▶ [Dataset records]
— Start —

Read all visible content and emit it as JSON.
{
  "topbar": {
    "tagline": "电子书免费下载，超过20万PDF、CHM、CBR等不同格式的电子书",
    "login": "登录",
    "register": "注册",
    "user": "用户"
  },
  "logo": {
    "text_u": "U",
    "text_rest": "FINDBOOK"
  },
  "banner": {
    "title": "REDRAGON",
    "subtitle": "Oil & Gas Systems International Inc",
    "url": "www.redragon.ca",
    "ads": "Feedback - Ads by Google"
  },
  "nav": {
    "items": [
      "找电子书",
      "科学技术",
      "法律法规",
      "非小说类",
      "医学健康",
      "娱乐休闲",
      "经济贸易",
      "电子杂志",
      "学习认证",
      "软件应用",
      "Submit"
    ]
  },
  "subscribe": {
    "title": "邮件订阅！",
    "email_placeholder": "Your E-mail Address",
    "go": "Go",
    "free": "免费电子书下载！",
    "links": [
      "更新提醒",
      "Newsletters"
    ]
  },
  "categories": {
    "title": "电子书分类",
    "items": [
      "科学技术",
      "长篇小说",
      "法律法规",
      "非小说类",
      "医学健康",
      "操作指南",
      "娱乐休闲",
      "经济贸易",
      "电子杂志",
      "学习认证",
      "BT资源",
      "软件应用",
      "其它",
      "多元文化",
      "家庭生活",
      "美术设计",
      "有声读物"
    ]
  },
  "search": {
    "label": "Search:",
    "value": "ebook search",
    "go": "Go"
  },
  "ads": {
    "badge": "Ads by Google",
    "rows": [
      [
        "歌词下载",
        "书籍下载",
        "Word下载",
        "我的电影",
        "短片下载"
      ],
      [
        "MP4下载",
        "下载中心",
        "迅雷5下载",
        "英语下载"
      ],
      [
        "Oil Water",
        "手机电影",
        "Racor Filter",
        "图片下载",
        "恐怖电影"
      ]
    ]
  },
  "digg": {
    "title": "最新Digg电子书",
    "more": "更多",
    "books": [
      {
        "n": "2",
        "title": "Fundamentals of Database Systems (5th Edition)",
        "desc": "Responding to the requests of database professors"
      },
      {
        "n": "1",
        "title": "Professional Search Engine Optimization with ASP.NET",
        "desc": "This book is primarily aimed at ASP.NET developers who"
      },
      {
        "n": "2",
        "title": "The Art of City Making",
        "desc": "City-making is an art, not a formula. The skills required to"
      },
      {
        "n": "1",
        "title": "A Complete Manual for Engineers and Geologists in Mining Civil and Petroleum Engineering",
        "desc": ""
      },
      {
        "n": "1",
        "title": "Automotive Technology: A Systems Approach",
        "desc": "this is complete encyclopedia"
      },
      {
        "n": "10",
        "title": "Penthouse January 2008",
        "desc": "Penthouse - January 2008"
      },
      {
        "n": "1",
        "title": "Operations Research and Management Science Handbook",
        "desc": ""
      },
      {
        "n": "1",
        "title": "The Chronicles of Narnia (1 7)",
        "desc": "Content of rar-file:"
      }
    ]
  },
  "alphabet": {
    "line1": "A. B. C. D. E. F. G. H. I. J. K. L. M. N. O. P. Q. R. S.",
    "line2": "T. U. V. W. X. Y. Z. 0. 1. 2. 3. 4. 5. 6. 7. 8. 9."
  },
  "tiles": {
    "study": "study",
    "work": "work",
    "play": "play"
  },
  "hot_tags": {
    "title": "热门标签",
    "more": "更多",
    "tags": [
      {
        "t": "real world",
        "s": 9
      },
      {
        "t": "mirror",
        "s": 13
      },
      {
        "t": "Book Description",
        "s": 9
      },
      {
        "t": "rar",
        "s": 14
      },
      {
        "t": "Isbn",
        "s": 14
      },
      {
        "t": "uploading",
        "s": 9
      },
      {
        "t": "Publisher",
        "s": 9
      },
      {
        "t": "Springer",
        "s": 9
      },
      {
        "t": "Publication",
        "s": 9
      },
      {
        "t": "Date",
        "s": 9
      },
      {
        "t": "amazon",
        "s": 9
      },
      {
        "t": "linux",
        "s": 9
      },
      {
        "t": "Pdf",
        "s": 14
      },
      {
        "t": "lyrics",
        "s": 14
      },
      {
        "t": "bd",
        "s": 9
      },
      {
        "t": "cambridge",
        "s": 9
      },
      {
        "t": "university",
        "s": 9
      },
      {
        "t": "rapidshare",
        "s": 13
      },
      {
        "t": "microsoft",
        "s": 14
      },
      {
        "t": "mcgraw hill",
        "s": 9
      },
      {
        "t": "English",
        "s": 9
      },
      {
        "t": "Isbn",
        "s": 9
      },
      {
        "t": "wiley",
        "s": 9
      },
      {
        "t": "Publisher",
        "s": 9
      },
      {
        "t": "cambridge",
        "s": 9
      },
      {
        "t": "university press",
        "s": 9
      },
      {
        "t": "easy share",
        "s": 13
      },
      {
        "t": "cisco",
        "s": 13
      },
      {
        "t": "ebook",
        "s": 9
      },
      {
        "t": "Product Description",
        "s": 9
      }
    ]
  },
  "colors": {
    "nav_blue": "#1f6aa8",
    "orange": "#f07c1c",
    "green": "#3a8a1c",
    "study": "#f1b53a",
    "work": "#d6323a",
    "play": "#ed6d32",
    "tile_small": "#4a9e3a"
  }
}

— End —
— Start —

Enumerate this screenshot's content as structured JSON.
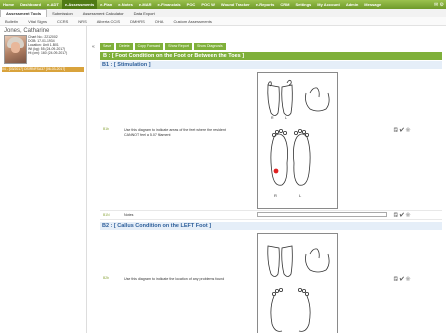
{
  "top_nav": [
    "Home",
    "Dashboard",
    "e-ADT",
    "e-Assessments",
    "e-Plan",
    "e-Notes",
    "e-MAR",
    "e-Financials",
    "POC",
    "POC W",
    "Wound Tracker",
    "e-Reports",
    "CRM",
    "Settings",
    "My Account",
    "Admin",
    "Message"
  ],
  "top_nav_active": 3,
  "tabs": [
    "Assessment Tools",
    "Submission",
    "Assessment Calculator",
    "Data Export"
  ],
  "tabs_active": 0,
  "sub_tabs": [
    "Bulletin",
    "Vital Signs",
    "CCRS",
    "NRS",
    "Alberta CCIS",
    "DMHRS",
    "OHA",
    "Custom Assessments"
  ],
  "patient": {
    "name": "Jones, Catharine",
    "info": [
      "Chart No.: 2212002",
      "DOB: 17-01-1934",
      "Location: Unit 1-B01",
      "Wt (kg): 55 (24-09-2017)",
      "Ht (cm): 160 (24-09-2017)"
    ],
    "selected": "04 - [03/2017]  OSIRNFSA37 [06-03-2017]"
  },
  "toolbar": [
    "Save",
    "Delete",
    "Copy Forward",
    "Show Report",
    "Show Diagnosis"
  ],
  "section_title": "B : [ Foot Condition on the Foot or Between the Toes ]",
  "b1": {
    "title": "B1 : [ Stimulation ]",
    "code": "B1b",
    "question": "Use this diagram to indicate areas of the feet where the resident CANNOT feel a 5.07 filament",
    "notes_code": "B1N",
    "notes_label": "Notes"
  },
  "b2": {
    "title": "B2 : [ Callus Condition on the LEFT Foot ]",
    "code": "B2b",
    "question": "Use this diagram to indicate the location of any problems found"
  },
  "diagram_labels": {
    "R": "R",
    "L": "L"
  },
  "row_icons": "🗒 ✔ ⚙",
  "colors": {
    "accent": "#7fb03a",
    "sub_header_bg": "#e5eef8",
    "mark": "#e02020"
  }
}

— End —

▶ [WRITTEN TASK] Collect each line containing the string "Systems".

▶ [IN RESPONSE]
    "subtitle": "Oil & Gas Systems International Inc",
        "title": "Fundamentals of Database Systems (5th Edition)",
        "title": "Automotive Technology: A Systems Approach",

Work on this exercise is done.